— Short exercise —
Pick out every line with the word "Seats" and copy it.

— Material for the task —
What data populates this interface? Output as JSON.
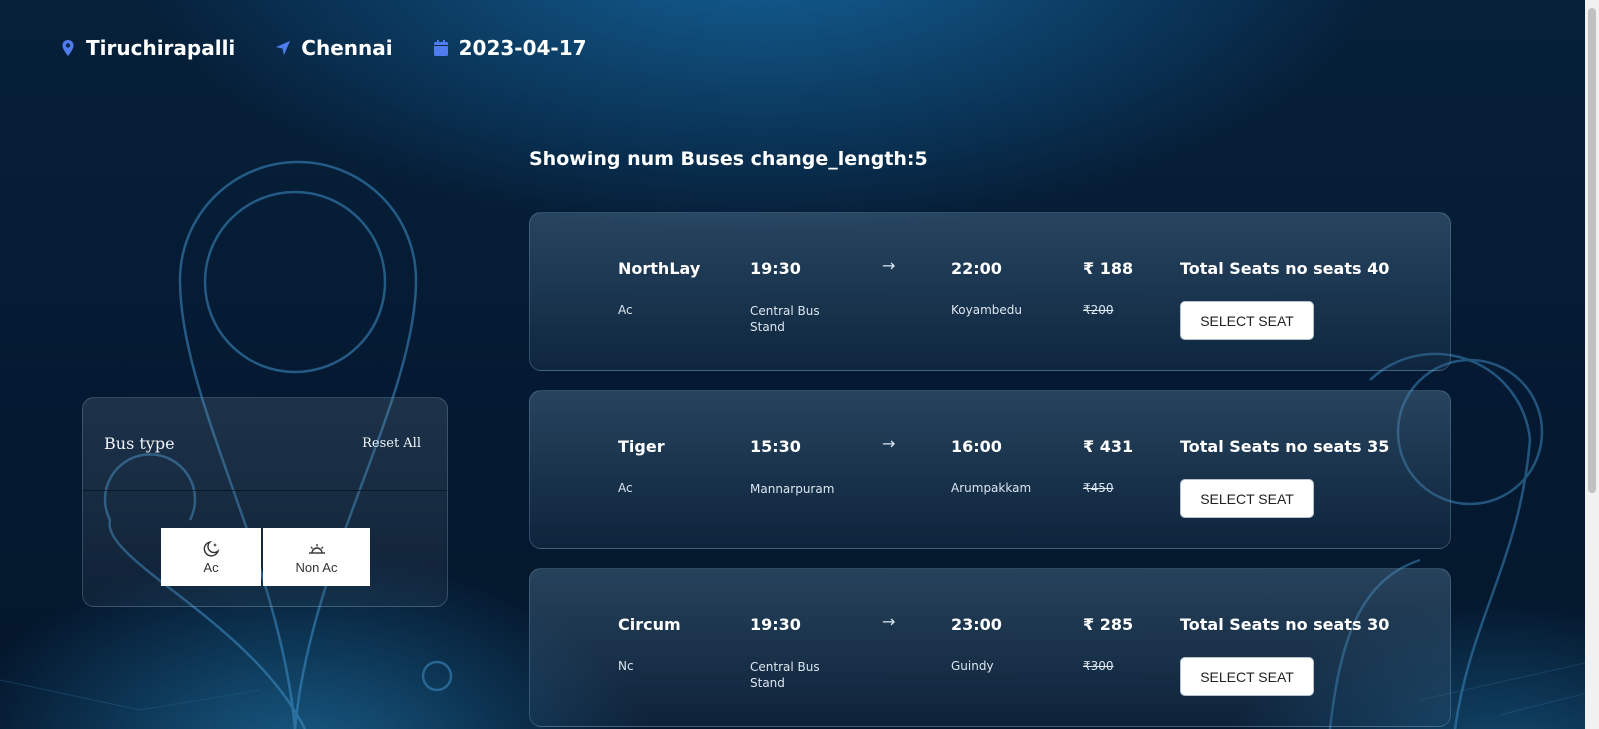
{
  "header": {
    "from": "Tiruchirapalli",
    "to": "Chennai",
    "date": "2023-04-17",
    "from_icon": "map-pin-icon",
    "to_icon": "navigation-arrow-icon",
    "date_icon": "calendar-icon"
  },
  "results": {
    "showing_text": "Showing num Buses change_length:5"
  },
  "filter": {
    "title": "Bus type",
    "reset_label": "Reset All",
    "options": [
      {
        "label": "Ac",
        "icon": "moon-stars-icon"
      },
      {
        "label": "Non Ac",
        "icon": "sun-icon"
      }
    ]
  },
  "buses": [
    {
      "name": "NorthLay",
      "type": "Ac",
      "departure_time": "19:30",
      "departure_location": "Central Bus Stand",
      "arrow": "→",
      "arrival_time": "22:00",
      "arrival_location": "Koyambedu",
      "price": "₹ 188",
      "old_price": "₹200",
      "seats": "Total Seats no seats 40",
      "button_label": "SELECT SEAT"
    },
    {
      "name": "Tiger",
      "type": "Ac",
      "departure_time": "15:30",
      "departure_location": "Mannarpuram",
      "arrow": "→",
      "arrival_time": "16:00",
      "arrival_location": "Arumpakkam",
      "price": "₹ 431",
      "old_price": "₹450",
      "seats": "Total Seats no seats 35",
      "button_label": "SELECT SEAT"
    },
    {
      "name": "Circum",
      "type": "Nc",
      "departure_time": "19:30",
      "departure_location": "Central Bus Stand",
      "arrow": "→",
      "arrival_time": "23:00",
      "arrival_location": "Guindy",
      "price": "₹ 285",
      "old_price": "₹300",
      "seats": "Total Seats no seats 30",
      "button_label": "SELECT SEAT"
    }
  ],
  "colors": {
    "accent_icon": "#4f7df0",
    "card_border": "#8cb4d2",
    "glow": "#3aa0e0"
  }
}
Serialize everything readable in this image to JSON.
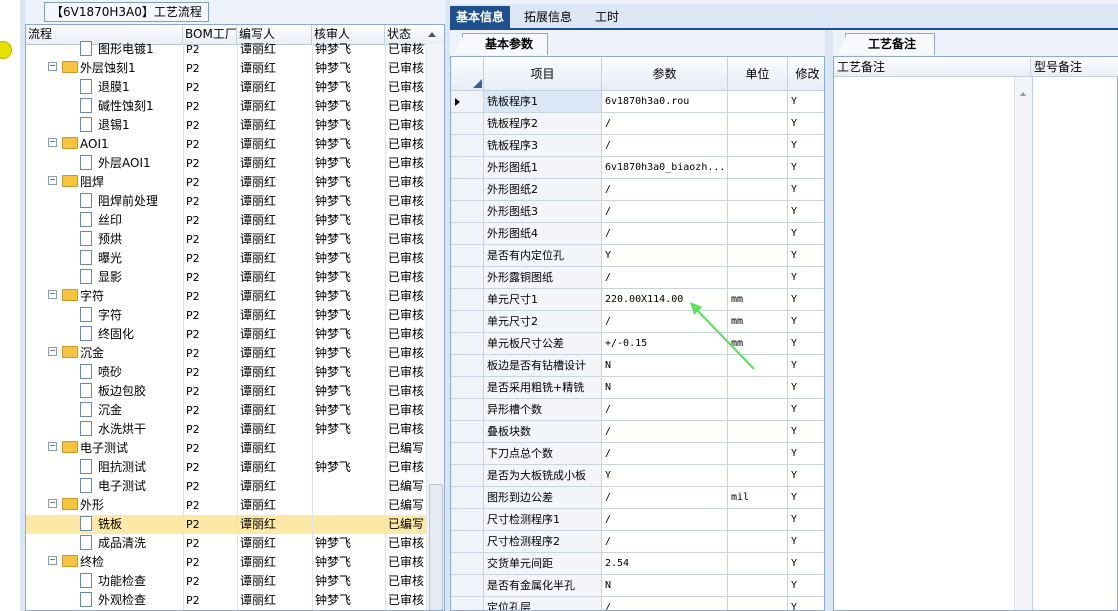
{
  "left_panel": {
    "title": "【6V1870H3A0】工艺流程",
    "columns": [
      "流程",
      "BOM工厂",
      "编写人",
      "核审人",
      "状态"
    ],
    "rows": [
      {
        "indent": 2,
        "type": "doc",
        "name": "图形电镀1",
        "bom": "P2",
        "writer": "谭丽红",
        "reviewer": "钟梦飞",
        "status": "已审核"
      },
      {
        "indent": 1,
        "type": "folder",
        "name": "外层蚀刻1",
        "bom": "P2",
        "writer": "谭丽红",
        "reviewer": "钟梦飞",
        "status": "已审核"
      },
      {
        "indent": 2,
        "type": "doc",
        "name": "退膜1",
        "bom": "P2",
        "writer": "谭丽红",
        "reviewer": "钟梦飞",
        "status": "已审核"
      },
      {
        "indent": 2,
        "type": "doc",
        "name": "碱性蚀刻1",
        "bom": "P2",
        "writer": "谭丽红",
        "reviewer": "钟梦飞",
        "status": "已审核"
      },
      {
        "indent": 2,
        "type": "doc",
        "name": "退锡1",
        "bom": "P2",
        "writer": "谭丽红",
        "reviewer": "钟梦飞",
        "status": "已审核"
      },
      {
        "indent": 1,
        "type": "folder",
        "name": "AOI1",
        "bom": "P2",
        "writer": "谭丽红",
        "reviewer": "钟梦飞",
        "status": "已审核"
      },
      {
        "indent": 2,
        "type": "doc",
        "name": "外层AOI1",
        "bom": "P2",
        "writer": "谭丽红",
        "reviewer": "钟梦飞",
        "status": "已审核"
      },
      {
        "indent": 1,
        "type": "folder",
        "name": "阻焊",
        "bom": "P2",
        "writer": "谭丽红",
        "reviewer": "钟梦飞",
        "status": "已审核"
      },
      {
        "indent": 2,
        "type": "doc",
        "name": "阻焊前处理",
        "bom": "P2",
        "writer": "谭丽红",
        "reviewer": "钟梦飞",
        "status": "已审核"
      },
      {
        "indent": 2,
        "type": "doc",
        "name": "丝印",
        "bom": "P2",
        "writer": "谭丽红",
        "reviewer": "钟梦飞",
        "status": "已审核"
      },
      {
        "indent": 2,
        "type": "doc",
        "name": "预烘",
        "bom": "P2",
        "writer": "谭丽红",
        "reviewer": "钟梦飞",
        "status": "已审核"
      },
      {
        "indent": 2,
        "type": "doc",
        "name": "曝光",
        "bom": "P2",
        "writer": "谭丽红",
        "reviewer": "钟梦飞",
        "status": "已审核"
      },
      {
        "indent": 2,
        "type": "doc",
        "name": "显影",
        "bom": "P2",
        "writer": "谭丽红",
        "reviewer": "钟梦飞",
        "status": "已审核"
      },
      {
        "indent": 1,
        "type": "folder",
        "name": "字符",
        "bom": "P2",
        "writer": "谭丽红",
        "reviewer": "钟梦飞",
        "status": "已审核"
      },
      {
        "indent": 2,
        "type": "doc",
        "name": "字符",
        "bom": "P2",
        "writer": "谭丽红",
        "reviewer": "钟梦飞",
        "status": "已审核"
      },
      {
        "indent": 2,
        "type": "doc",
        "name": "终固化",
        "bom": "P2",
        "writer": "谭丽红",
        "reviewer": "钟梦飞",
        "status": "已审核"
      },
      {
        "indent": 1,
        "type": "folder",
        "name": "沉金",
        "bom": "P2",
        "writer": "谭丽红",
        "reviewer": "钟梦飞",
        "status": "已审核"
      },
      {
        "indent": 2,
        "type": "doc",
        "name": "喷砂",
        "bom": "P2",
        "writer": "谭丽红",
        "reviewer": "钟梦飞",
        "status": "已审核"
      },
      {
        "indent": 2,
        "type": "doc",
        "name": "板边包胶",
        "bom": "P2",
        "writer": "谭丽红",
        "reviewer": "钟梦飞",
        "status": "已审核"
      },
      {
        "indent": 2,
        "type": "doc",
        "name": "沉金",
        "bom": "P2",
        "writer": "谭丽红",
        "reviewer": "钟梦飞",
        "status": "已审核"
      },
      {
        "indent": 2,
        "type": "doc",
        "name": "水洗烘干",
        "bom": "P2",
        "writer": "谭丽红",
        "reviewer": "钟梦飞",
        "status": "已审核"
      },
      {
        "indent": 1,
        "type": "folder",
        "name": "电子测试",
        "bom": "P2",
        "writer": "谭丽红",
        "reviewer": "",
        "status": "已编写"
      },
      {
        "indent": 2,
        "type": "doc",
        "name": "阻抗测试",
        "bom": "P2",
        "writer": "谭丽红",
        "reviewer": "钟梦飞",
        "status": "已审核"
      },
      {
        "indent": 2,
        "type": "doc",
        "name": "电子测试",
        "bom": "P2",
        "writer": "谭丽红",
        "reviewer": "",
        "status": "已编写"
      },
      {
        "indent": 1,
        "type": "folder",
        "name": "外形",
        "bom": "P2",
        "writer": "谭丽红",
        "reviewer": "",
        "status": "已编写"
      },
      {
        "indent": 2,
        "type": "doc",
        "name": "铣板",
        "bom": "P2",
        "writer": "谭丽红",
        "reviewer": "",
        "status": "已编写",
        "selected": true
      },
      {
        "indent": 2,
        "type": "doc",
        "name": "成品清洗",
        "bom": "P2",
        "writer": "谭丽红",
        "reviewer": "钟梦飞",
        "status": "已审核"
      },
      {
        "indent": 1,
        "type": "folder",
        "name": "终检",
        "bom": "P2",
        "writer": "谭丽红",
        "reviewer": "钟梦飞",
        "status": "已审核"
      },
      {
        "indent": 2,
        "type": "doc",
        "name": "功能检查",
        "bom": "P2",
        "writer": "谭丽红",
        "reviewer": "钟梦飞",
        "status": "已审核"
      },
      {
        "indent": 2,
        "type": "doc",
        "name": "外观检查",
        "bom": "P2",
        "writer": "谭丽红",
        "reviewer": "钟梦飞",
        "status": "已审核"
      }
    ]
  },
  "top_tabs": [
    "基本信息",
    "拓展信息",
    "工时"
  ],
  "basic_tab_label": "基本参数",
  "grid": {
    "columns": [
      "项目",
      "参数",
      "单位",
      "修改"
    ],
    "rows": [
      {
        "item": "铣板程序1",
        "param": "6v1870h3a0.rou",
        "unit": "",
        "mod": "Y"
      },
      {
        "item": "铣板程序2",
        "param": "/",
        "unit": "",
        "mod": "Y"
      },
      {
        "item": "铣板程序3",
        "param": "/",
        "unit": "",
        "mod": "Y"
      },
      {
        "item": "外形图纸1",
        "param": "6v1870h3a0_biaozh...",
        "unit": "",
        "mod": "Y"
      },
      {
        "item": "外形图纸2",
        "param": "/",
        "unit": "",
        "mod": "Y"
      },
      {
        "item": "外形图纸3",
        "param": "/",
        "unit": "",
        "mod": "Y"
      },
      {
        "item": "外形图纸4",
        "param": "/",
        "unit": "",
        "mod": "Y"
      },
      {
        "item": "是否有内定位孔",
        "param": "Y",
        "unit": "",
        "mod": "Y"
      },
      {
        "item": "外形露铜图纸",
        "param": "/",
        "unit": "",
        "mod": "Y"
      },
      {
        "item": "单元尺寸1",
        "param": "220.00X114.00",
        "unit": "mm",
        "mod": "Y"
      },
      {
        "item": "单元尺寸2",
        "param": "/",
        "unit": "mm",
        "mod": "Y"
      },
      {
        "item": "单元板尺寸公差",
        "param": "+/-0.15",
        "unit": "mm",
        "mod": "Y"
      },
      {
        "item": "板边是否有钻槽设计",
        "param": "N",
        "unit": "",
        "mod": "Y"
      },
      {
        "item": "是否采用粗铣+精铣",
        "param": "N",
        "unit": "",
        "mod": "Y"
      },
      {
        "item": "异形槽个数",
        "param": "/",
        "unit": "",
        "mod": "Y"
      },
      {
        "item": "叠板块数",
        "param": "/",
        "unit": "",
        "mod": "Y"
      },
      {
        "item": "下刀点总个数",
        "param": "/",
        "unit": "",
        "mod": "Y"
      },
      {
        "item": "是否为大板铣成小板",
        "param": "Y",
        "unit": "",
        "mod": "Y"
      },
      {
        "item": "图形到边公差",
        "param": "/",
        "unit": "mil",
        "mod": "Y"
      },
      {
        "item": "尺寸检测程序1",
        "param": "/",
        "unit": "",
        "mod": "Y"
      },
      {
        "item": "尺寸检测程序2",
        "param": "/",
        "unit": "",
        "mod": "Y"
      },
      {
        "item": "交货单元间距",
        "param": "2.54",
        "unit": "",
        "mod": "Y"
      },
      {
        "item": "是否有金属化半孔",
        "param": "N",
        "unit": "",
        "mod": "Y"
      },
      {
        "item": "定位孔层",
        "param": "/",
        "unit": "",
        "mod": "Y"
      }
    ]
  },
  "remark_panel": {
    "tab_label": "工艺备注",
    "col1": "工艺备注",
    "col2": "型号备注"
  },
  "icons": {
    "folder": "folder-icon",
    "doc": "document-icon",
    "arrow": "green-arrow-annotation"
  },
  "colors": {
    "accent": "#1f4f8e",
    "selected_row": "#fde9a6",
    "arrow": "#5be05b"
  }
}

— Answer to the exercise —
      "seats": "Total Seats no seats 40",
      "seats": "Total Seats no seats 35",
      "seats": "Total Seats no seats 30",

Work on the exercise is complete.